**INSTRUCTIONS TO FOLLOW**
Return all the data below as it stands, minus the pictures.

**EXTRACTED MATERIAL**
· · · · · · ·

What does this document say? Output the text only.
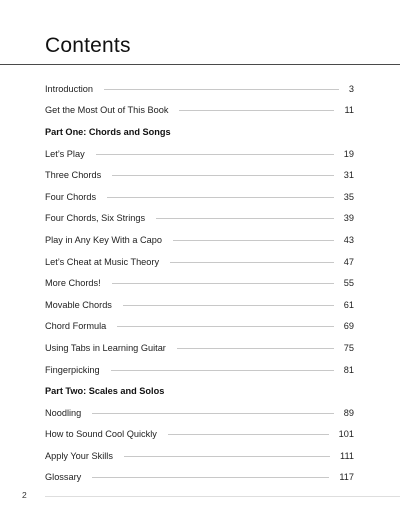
Contents
Introduction	3
Get the Most Out of This Book	11
Part One: Chords and Songs
Let’s Play	19
Three Chords	31
Four Chords	35
Four Chords, Six Strings	39
Play in Any Key With a Capo	43
Let’s Cheat at Music Theory	47
More Chords!	55
Movable Chords	61
Chord Formula	69
Using Tabs in Learning Guitar	75
Fingerpicking	81
Part Two: Scales and Solos
Noodling	89
How to Sound Cool Quickly	101
Apply Your Skills	111
Glossary	117
2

· · · · · · ·

**TASK ANSWER**
What does this document say? Output the text only.
Contents
Introduction	3
Get the Most Out of This Book	11
Part One: Chords and Songs
Let’s Play	19
Three Chords	31
Four Chords	35
Four Chords, Six Strings	39
Play in Any Key With a Capo	43
Let’s Cheat at Music Theory	47
More Chords!	55
Movable Chords	61
Chord Formula	69
Using Tabs in Learning Guitar	75
Fingerpicking	81
Part Two: Scales and Solos
Noodling	89
How to Sound Cool Quickly	101
Apply Your Skills	111
Glossary	117
2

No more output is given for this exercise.